THE REQUEST: Copy every line that mentions the word "chevron".

Records from a data collection:
....

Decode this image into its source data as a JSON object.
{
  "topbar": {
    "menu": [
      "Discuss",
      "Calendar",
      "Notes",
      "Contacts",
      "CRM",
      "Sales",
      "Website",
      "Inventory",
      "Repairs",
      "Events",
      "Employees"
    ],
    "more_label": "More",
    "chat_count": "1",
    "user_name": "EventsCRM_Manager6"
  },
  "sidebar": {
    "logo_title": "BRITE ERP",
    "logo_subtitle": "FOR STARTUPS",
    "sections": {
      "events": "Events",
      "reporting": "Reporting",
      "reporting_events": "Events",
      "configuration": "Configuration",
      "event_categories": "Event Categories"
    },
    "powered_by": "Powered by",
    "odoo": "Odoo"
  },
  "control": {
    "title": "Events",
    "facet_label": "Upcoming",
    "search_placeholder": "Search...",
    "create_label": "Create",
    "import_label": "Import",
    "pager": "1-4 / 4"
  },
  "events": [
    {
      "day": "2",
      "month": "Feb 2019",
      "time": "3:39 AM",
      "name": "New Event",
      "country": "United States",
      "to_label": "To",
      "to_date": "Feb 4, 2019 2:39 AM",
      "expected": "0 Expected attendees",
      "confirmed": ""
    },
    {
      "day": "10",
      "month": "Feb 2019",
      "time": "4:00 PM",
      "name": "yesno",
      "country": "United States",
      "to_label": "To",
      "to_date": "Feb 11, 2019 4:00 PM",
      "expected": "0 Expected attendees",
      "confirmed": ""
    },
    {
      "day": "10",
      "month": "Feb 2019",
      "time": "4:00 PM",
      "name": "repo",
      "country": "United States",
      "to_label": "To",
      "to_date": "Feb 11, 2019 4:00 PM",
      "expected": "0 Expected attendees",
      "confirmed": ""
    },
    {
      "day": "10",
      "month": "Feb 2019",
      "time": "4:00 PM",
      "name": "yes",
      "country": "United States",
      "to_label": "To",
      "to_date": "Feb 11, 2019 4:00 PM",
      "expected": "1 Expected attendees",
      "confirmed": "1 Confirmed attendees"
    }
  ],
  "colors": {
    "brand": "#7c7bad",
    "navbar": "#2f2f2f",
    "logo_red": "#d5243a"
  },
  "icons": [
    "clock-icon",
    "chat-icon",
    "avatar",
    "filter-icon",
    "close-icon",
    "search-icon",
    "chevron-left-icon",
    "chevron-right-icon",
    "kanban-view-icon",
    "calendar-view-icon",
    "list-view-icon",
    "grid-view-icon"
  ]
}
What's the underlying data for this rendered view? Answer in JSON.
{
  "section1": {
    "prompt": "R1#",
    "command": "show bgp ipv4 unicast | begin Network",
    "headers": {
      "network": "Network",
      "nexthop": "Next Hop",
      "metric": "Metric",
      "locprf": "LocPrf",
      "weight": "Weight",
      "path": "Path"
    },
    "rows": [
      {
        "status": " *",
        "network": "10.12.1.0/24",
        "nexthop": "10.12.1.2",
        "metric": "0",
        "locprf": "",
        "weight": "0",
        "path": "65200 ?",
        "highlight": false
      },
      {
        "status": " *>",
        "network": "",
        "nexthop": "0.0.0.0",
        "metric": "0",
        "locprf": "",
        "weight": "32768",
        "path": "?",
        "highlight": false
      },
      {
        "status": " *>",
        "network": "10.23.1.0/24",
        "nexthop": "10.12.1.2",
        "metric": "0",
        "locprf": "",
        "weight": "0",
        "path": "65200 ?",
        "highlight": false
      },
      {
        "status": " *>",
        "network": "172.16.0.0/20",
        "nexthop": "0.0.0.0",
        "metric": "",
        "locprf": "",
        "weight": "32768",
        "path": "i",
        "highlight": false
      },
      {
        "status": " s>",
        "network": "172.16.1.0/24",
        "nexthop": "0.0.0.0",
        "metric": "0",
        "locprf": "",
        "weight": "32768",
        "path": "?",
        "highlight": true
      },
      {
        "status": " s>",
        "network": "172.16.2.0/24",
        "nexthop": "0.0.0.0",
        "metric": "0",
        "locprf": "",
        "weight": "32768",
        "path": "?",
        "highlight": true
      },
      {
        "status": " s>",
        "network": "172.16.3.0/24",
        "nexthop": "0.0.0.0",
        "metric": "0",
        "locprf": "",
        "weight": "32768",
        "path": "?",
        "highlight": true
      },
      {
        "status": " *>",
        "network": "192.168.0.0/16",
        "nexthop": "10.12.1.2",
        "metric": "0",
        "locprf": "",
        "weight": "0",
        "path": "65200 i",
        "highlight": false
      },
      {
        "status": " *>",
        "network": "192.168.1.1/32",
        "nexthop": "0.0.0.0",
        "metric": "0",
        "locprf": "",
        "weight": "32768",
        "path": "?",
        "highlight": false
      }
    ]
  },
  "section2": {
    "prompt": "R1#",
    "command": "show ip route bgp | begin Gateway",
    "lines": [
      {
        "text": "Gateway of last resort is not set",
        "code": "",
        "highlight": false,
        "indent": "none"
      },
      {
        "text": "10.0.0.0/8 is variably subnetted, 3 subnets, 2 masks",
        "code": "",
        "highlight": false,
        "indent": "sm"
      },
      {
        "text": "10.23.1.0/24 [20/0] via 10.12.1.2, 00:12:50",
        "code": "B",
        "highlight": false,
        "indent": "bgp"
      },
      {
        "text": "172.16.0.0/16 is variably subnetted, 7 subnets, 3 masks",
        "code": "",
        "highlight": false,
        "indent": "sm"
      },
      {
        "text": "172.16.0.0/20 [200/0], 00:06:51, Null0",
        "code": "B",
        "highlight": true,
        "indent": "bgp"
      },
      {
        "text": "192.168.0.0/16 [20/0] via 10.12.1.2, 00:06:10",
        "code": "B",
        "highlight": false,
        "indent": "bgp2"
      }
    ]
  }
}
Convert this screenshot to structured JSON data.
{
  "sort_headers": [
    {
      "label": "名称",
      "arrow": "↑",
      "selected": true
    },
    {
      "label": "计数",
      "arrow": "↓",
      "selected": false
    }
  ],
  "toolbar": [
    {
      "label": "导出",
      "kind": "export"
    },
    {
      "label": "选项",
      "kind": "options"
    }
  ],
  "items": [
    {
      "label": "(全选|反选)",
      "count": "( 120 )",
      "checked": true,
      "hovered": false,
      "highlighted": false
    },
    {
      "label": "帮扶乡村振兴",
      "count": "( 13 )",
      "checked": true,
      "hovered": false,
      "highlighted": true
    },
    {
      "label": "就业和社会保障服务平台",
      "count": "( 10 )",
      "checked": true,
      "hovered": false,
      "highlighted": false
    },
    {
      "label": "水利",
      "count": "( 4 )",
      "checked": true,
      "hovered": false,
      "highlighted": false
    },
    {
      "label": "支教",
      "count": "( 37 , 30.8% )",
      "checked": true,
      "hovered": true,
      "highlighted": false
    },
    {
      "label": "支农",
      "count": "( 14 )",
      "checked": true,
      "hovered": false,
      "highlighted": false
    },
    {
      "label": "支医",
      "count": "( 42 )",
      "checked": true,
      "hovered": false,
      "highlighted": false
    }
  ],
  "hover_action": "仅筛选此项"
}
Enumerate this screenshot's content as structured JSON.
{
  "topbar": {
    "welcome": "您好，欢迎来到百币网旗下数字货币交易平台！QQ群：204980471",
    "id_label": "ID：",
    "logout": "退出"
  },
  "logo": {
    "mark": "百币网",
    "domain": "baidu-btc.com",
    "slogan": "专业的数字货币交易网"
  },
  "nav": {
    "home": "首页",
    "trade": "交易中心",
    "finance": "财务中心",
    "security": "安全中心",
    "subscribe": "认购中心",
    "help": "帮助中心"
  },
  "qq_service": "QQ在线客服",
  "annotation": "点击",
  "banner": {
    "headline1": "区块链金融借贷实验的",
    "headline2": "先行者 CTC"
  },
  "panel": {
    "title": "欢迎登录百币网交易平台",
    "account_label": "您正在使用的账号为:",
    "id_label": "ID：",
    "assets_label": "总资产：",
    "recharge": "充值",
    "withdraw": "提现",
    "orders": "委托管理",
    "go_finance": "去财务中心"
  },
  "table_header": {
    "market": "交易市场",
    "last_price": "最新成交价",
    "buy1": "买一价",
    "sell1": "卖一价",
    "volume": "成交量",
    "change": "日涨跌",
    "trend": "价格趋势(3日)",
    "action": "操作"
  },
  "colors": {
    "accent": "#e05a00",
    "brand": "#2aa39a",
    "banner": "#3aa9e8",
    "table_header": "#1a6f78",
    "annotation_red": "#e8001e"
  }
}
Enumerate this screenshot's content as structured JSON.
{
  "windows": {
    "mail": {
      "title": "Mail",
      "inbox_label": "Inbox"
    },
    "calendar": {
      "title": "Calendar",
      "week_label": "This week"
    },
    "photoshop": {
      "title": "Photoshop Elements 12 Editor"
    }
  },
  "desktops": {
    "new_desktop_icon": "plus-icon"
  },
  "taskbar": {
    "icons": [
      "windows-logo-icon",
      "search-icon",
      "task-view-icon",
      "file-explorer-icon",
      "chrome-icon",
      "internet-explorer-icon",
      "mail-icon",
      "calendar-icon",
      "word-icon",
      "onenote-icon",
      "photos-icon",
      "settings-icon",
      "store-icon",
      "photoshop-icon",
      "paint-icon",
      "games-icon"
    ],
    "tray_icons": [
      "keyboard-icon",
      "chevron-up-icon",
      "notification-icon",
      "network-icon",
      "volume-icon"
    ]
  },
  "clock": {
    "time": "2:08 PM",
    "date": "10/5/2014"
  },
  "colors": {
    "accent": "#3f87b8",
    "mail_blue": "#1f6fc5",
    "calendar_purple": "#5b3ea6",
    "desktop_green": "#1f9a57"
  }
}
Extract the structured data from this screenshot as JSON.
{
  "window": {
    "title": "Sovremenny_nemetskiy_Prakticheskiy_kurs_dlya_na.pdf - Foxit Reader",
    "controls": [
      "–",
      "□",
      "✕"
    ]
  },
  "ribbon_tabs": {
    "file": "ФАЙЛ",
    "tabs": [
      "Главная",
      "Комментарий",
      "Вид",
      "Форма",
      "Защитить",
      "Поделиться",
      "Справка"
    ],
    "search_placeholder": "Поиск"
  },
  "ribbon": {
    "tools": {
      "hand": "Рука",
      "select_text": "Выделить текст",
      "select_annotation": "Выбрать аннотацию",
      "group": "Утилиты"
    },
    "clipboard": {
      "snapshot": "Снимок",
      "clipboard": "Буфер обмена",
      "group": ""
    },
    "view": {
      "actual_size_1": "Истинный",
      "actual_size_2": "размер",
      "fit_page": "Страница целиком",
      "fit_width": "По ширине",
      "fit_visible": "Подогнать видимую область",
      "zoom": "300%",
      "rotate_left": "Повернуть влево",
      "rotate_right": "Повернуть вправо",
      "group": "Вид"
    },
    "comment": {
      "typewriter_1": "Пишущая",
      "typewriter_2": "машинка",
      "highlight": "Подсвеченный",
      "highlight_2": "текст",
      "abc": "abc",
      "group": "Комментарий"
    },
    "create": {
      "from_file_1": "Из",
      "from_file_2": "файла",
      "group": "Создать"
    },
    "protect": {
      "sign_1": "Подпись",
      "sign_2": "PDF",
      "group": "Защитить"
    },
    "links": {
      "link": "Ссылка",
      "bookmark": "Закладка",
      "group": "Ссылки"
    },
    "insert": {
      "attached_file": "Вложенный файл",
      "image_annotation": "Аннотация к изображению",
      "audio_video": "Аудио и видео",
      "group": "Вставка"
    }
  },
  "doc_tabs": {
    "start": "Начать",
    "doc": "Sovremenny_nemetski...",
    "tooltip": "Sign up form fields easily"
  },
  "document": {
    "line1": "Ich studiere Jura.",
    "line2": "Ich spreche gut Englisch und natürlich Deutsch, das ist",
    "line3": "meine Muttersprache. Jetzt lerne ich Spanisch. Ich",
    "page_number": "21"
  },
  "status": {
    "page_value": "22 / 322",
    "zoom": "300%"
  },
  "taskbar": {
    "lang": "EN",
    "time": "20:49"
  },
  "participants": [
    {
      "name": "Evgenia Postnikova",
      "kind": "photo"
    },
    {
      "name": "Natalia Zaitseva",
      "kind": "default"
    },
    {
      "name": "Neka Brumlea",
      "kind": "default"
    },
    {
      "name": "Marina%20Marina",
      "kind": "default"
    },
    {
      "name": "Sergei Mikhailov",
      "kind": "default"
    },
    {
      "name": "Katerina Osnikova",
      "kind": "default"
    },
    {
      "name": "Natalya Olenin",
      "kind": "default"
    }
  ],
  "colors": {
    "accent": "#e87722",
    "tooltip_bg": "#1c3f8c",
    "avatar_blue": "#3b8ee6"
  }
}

....

TASK OUTPUT:
    "chevron-left-icon",
    "chevron-right-icon",
      "chevron-up-icon",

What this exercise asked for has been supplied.